## DATASET
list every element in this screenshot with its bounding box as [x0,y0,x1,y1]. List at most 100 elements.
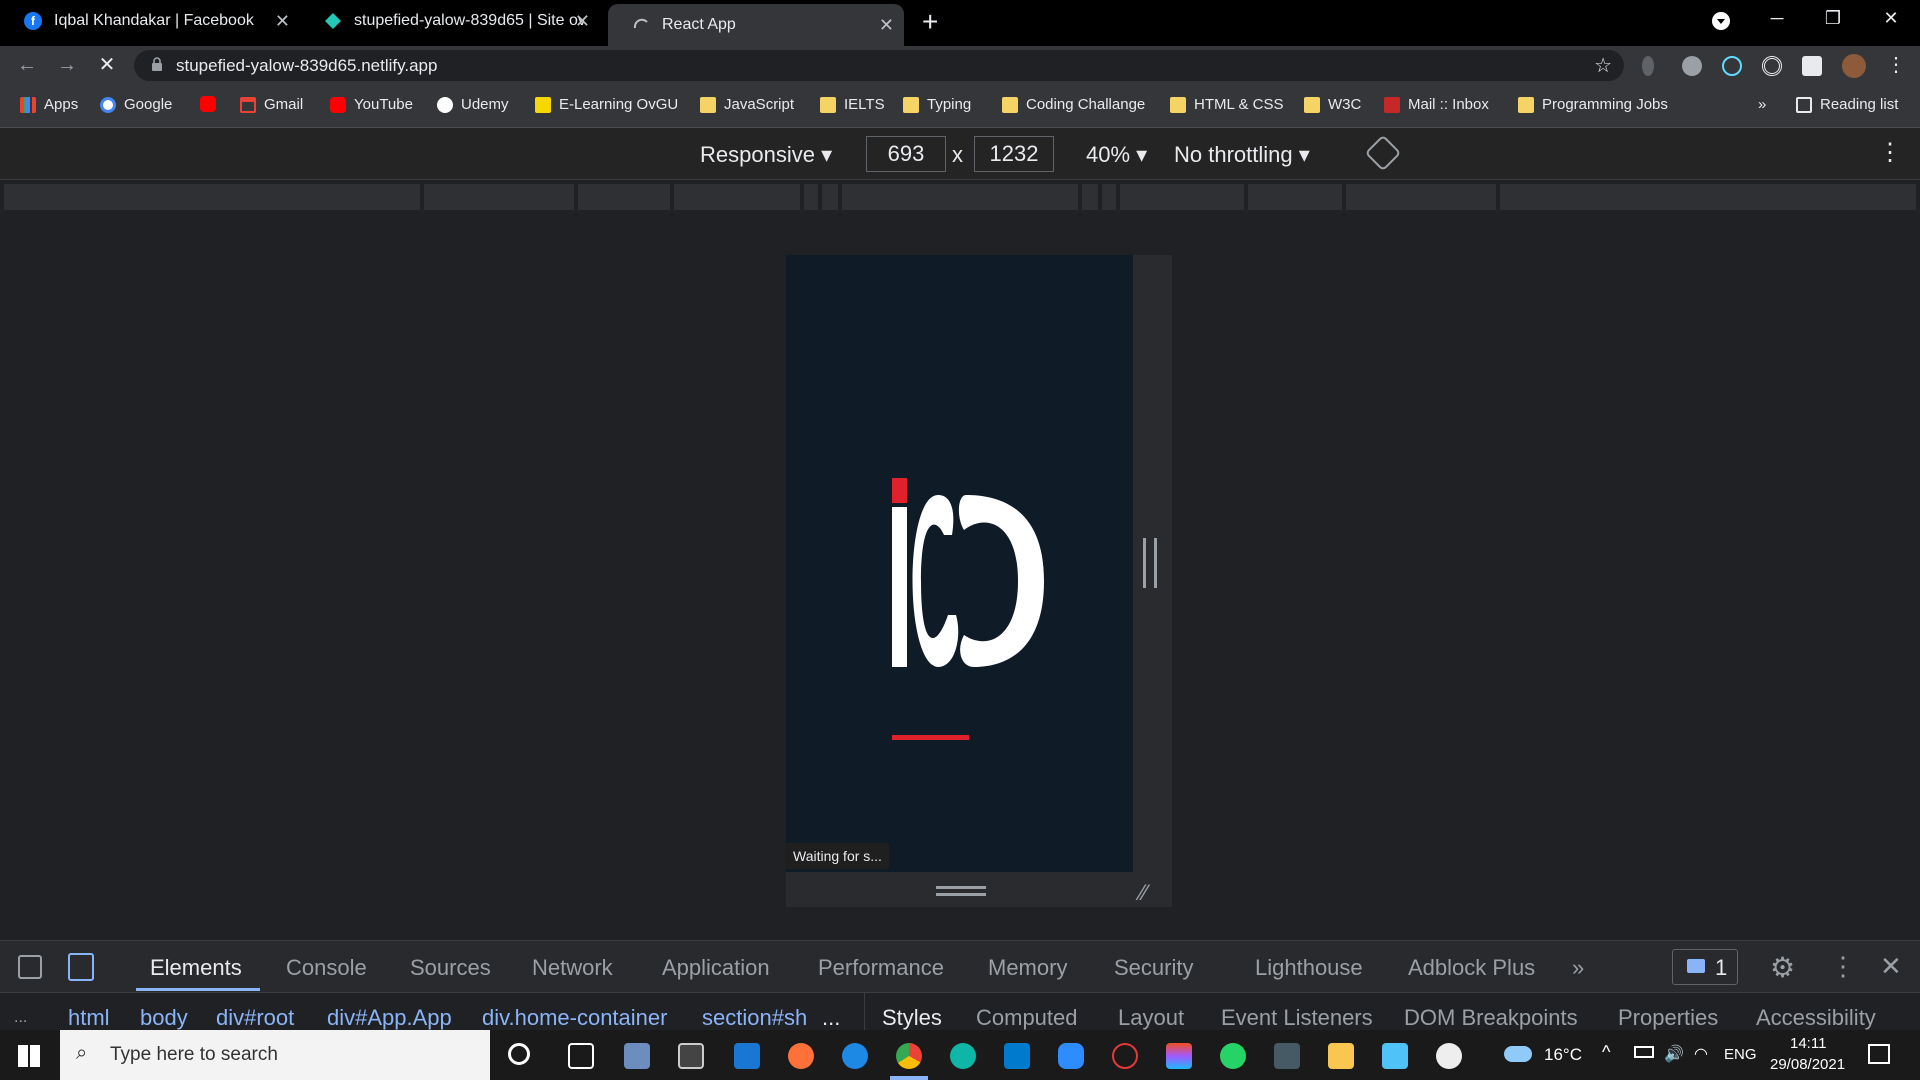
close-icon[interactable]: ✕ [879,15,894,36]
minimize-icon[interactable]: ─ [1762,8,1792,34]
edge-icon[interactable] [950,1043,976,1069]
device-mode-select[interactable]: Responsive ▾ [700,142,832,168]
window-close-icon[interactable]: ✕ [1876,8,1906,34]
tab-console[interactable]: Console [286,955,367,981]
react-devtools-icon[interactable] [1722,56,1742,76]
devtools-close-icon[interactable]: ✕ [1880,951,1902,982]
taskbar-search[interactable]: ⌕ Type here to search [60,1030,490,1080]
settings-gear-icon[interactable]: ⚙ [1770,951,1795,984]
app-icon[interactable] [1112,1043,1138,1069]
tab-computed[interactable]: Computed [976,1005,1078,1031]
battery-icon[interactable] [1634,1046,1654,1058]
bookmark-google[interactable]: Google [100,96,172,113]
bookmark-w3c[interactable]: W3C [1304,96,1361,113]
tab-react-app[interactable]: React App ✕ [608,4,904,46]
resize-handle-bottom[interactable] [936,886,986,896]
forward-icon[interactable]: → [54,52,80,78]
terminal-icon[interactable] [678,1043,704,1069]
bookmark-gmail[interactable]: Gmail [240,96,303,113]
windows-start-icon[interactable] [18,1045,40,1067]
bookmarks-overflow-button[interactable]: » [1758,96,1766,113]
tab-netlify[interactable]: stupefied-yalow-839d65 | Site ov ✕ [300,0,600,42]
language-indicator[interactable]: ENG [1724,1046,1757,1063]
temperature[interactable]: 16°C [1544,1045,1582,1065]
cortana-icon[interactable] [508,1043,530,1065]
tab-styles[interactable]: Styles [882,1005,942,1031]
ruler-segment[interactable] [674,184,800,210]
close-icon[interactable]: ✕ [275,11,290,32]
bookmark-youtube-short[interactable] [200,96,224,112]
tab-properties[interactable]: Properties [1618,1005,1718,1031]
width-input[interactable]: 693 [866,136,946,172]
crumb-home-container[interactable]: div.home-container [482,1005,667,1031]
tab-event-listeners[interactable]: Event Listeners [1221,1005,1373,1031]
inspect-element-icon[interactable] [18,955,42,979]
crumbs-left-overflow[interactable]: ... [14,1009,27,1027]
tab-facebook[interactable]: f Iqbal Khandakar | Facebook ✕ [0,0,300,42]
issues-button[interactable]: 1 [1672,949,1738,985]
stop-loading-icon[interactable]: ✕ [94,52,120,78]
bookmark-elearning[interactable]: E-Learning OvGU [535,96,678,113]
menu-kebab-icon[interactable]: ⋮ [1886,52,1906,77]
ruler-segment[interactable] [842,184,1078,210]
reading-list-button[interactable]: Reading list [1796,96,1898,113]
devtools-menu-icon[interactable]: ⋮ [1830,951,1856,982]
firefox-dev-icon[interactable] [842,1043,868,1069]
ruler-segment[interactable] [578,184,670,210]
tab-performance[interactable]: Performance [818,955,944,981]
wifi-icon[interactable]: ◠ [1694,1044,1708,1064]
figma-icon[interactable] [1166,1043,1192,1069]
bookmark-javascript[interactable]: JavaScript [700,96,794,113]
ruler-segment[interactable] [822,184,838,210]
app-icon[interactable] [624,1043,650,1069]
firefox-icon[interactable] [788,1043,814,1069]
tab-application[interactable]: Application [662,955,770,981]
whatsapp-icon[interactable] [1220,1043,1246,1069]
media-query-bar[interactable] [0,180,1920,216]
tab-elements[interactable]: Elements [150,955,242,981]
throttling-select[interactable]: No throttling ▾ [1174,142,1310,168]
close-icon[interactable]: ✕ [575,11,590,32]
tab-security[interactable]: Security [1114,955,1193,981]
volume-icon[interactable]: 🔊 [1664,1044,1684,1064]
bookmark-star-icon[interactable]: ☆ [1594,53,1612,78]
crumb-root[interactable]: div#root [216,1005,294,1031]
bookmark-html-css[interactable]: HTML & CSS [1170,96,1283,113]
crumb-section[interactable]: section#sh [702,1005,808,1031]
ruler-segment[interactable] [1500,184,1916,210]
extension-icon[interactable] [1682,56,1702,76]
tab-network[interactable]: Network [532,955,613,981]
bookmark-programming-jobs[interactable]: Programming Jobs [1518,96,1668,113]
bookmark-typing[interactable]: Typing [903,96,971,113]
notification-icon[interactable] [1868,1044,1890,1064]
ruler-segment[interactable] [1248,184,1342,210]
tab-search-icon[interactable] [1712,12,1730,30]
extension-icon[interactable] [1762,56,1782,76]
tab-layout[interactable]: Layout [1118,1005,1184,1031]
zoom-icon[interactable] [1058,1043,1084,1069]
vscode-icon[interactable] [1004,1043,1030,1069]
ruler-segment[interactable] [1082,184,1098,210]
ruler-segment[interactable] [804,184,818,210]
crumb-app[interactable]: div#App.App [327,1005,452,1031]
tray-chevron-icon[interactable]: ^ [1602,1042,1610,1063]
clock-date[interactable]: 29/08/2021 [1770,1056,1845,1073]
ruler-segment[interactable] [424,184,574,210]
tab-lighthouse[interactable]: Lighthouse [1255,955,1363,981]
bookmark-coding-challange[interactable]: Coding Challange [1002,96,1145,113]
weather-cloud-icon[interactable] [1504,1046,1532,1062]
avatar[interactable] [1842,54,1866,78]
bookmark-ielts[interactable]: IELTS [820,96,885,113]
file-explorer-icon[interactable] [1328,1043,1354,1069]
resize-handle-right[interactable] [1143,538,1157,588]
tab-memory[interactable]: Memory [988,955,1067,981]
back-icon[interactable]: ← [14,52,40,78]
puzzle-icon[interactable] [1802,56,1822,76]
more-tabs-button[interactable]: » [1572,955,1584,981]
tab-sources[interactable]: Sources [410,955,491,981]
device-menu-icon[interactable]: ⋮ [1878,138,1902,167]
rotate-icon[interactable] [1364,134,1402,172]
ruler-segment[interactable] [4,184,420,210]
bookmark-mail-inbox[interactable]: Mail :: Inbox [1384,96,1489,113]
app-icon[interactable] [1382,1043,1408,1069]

## DIRECTIVE
Output every line of the entries above as a JSON list of strings, one string per line, with blank lines omitted. Leave the pictures out.

## WORKED SOLUTION
[
  "list every element in this screenshot with its bounding box as [x0,y0,x1,y1]. List at most 100 elements.",
  "close-icon[interactable]: ✕ [879,15,894,36]",
  "minimize-icon[interactable]: ─ [1762,8,1792,34]",
  "edge-icon[interactable] [950,1043,976,1069]",
  "device-mode-select[interactable]: Responsive ▾ [700,142,832,168]",
  "window-close-icon[interactable]: ✕ [1876,8,1906,34]",
  "tab-console[interactable]: Console [286,955,367,981]",
  "react-devtools-icon[interactable] [1722,56,1742,76]",
  "devtools-close-icon[interactable]: ✕ [1880,951,1902,982]",
  "taskbar-search[interactable]: ⌕ Type here to search [60,1030,490,1080]",
  "settings-gear-icon[interactable]: ⚙ [1770,951,1795,984]",
  "app-icon[interactable] [1112,1043,1138,1069]",
  "tab-computed[interactable]: Computed [976,1005,1078,1031]",
  "battery-icon[interactable] [1634,1046,1654,1058]",
  "bookmark-google[interactable]: Google [100,96,172,113]",
  "bookmark-w3c[interactable]: W3C [1304,96,1361,113]",
  "tab-react-app[interactable]: React App ✕ [608,4,904,46]",
  "resize-handle-bottom[interactable] [936,886,986,896]",
  "forward-icon[interactable]: → [54,52,80,78]",
  "terminal-icon[interactable] [678,1043,704,1069]",
  "bookmark-gmail[interactable]: Gmail [240,96,303,113]",
  "windows-start-icon[interactable] [18,1045,40,1067]",
  "bookmarks-overflow-button[interactable]: » [1758,96,1766,113]",
  "tab-netlify[interactable]: stupefied-yalow-839d65 | Site ov ✕ [300,0,600,42]",
  "language-indicator[interactable]: ENG [1724,1046,1757,1063]",
  "temperature[interactable]: 16°C [1544,1045,1582,1065]",
  "cortana-icon[interactable] [508,1043,530,1065]",
  "tab-styles[interactable]: Styles [882,1005,942,1031]",
  "ruler-segment[interactable] [674,184,800,210]",
  "close-icon[interactable]: ✕ [275,11,290,32]",
  "bookmark-youtube-short[interactable] [200,96,224,112]",
  "tab-properties[interactable]: Properties [1618,1005,1718,1031]",
  "width-input[interactable]: 693 [866,136,946,172]",
  "crumb-home-container[interactable]: div.home-container [482,1005,667,1031]",
  "tab-event-listeners[interactable]: Event Listeners [1221,1005,1373,1031]",
  "inspect-element-icon[interactable] [18,955,42,979]",
  "crumbs-left-overflow[interactable]: ... [14,1009,27,1027]",
  "tab-facebook[interactable]: f Iqbal Khandakar | Facebook ✕ [0,0,300,42]",
  "issues-button[interactable]: 1 [1672,949,1738,985]",
  "stop-loading-icon[interactable]: ✕ [94,52,120,78]",
  "bookmark-elearning[interactable]: E-Learning OvGU [535,96,678,113]",
  "menu-kebab-icon[interactable]: ⋮ [1886,52,1906,77]",
  "ruler-segment[interactable] [842,184,1078,210]",
  "reading-list-button[interactable]: Reading list [1796,96,1898,113]",
  "devtools-menu-icon[interactable]: ⋮ [1830,951,1856,982]",
  "firefox-dev-icon[interactable] [842,1043,868,1069]",
  "ruler-segment[interactable] [578,184,670,210]",
  "tab-performance[interactable]: Performance [818,955,944,981]",
  "wifi-icon[interactable]: ◠ [1694,1044,1708,1064]",
  "figma-icon[interactable] [1166,1043,1192,1069]",
  "bookmark-javascript[interactable]: JavaScript [700,96,794,113]",
  "ruler-segment[interactable] [822,184,838,210]",
  "app-icon[interactable] [624,1043,650,1069]",
  "firefox-icon[interactable] [788,1043,814,1069]",
  "tab-application[interactable]: Application [662,955,770,981]",
  "whatsapp-icon[interactable] [1220,1043,1246,1069]",
  "media-query-bar[interactable] [0,180,1920,216]",
  "tab-elements[interactable]: Elements [150,955,242,981]",
  "throttling-select[interactable]: No throttling ▾ [1174,142,1310,168]",
  "close-icon[interactable]: ✕ [575,11,590,32]",
  "tab-security[interactable]: Security [1114,955,1193,981]",
  "volume-icon[interactable]: 🔊 [1664,1044,1684,1064]",
  "bookmark-star-icon[interactable]: ☆ [1594,53,1612,78]",
  "crumb-root[interactable]: div#root [216,1005,294,1031]",
  "bookmark-html-css[interactable]: HTML & CSS [1170,96,1283,113]",
  "crumb-section[interactable]: section#sh [702,1005,808,1031]",
  "ruler-segment[interactable] [1500,184,1916,210]",
  "extension-icon[interactable] [1682,56,1702,76]",
  "tab-network[interactable]: Network [532,955,613,981]",
  "bookmark-programming-jobs[interactable]: Programming Jobs [1518,96,1668,113]",
  "bookmark-typing[interactable]: Typing [903,96,971,113]",
  "notification-icon[interactable] [1868,1044,1890,1064]",
  "ruler-segment[interactable] [1248,184,1342,210]",
  "tab-search-icon[interactable] [1712,12,1730,30]",
  "extension-icon[interactable] [1762,56,1782,76]",
  "tab-layout[interactable]: Layout [1118,1005,1184,1031]",
  "zoom-icon[interactable] [1058,1043,1084,1069]",
  "vscode-icon[interactable] [1004,1043,1030,1069]",
  "ruler-segment[interactable] [1082,184,1098,210]",
  "ruler-segment[interactable] [804,184,818,210]",
  "crumb-app[interactable]: div#App.App [327,1005,452,1031]",
  "tray-chevron-icon[interactable]: ^ [1602,1042,1610,1063]",
  "clock-date[interactable]: 29/08/2021 [1770,1056,1845,1073]",
  "ruler-segment[interactable] [424,184,574,210]",
  "tab-lighthouse[interactable]: Lighthouse [1255,955,1363,981]",
  "bookmark-coding-challange[interactable]: Coding Challange [1002,96,1145,113]",
  "weather-cloud-icon[interactable] [1504,1046,1532,1062]",
  "avatar[interactable] [1842,54,1866,78]",
  "bookmark-ielts[interactable]: IELTS [820,96,885,113]",
  "file-explorer-icon[interactable] [1328,1043,1354,1069]",
  "resize-handle-right[interactable] [1143,538,1157,588]",
  "tab-memory[interactable]: Memory [988,955,1067,981]",
  "back-icon[interactable]: ← [14,52,40,78]",
  "puzzle-icon[interactable] [1802,56,1822,76]",
  "more-tabs-button[interactable]: » [1572,955,1584,981]",
  "tab-sources[interactable]: Sources [410,955,491,981]",
  "device-menu-icon[interactable]: ⋮ [1878,138,1902,167]",
  "rotate-icon[interactable] [1364,134,1402,172]",
  "ruler-segment[interactable] [4,184,420,210]",
  "bookmark-mail-inbox[interactable]: Mail :: Inbox [1384,96,1489,113]",
  "app-icon[interactable] [1382,1043,1408,1069]"
]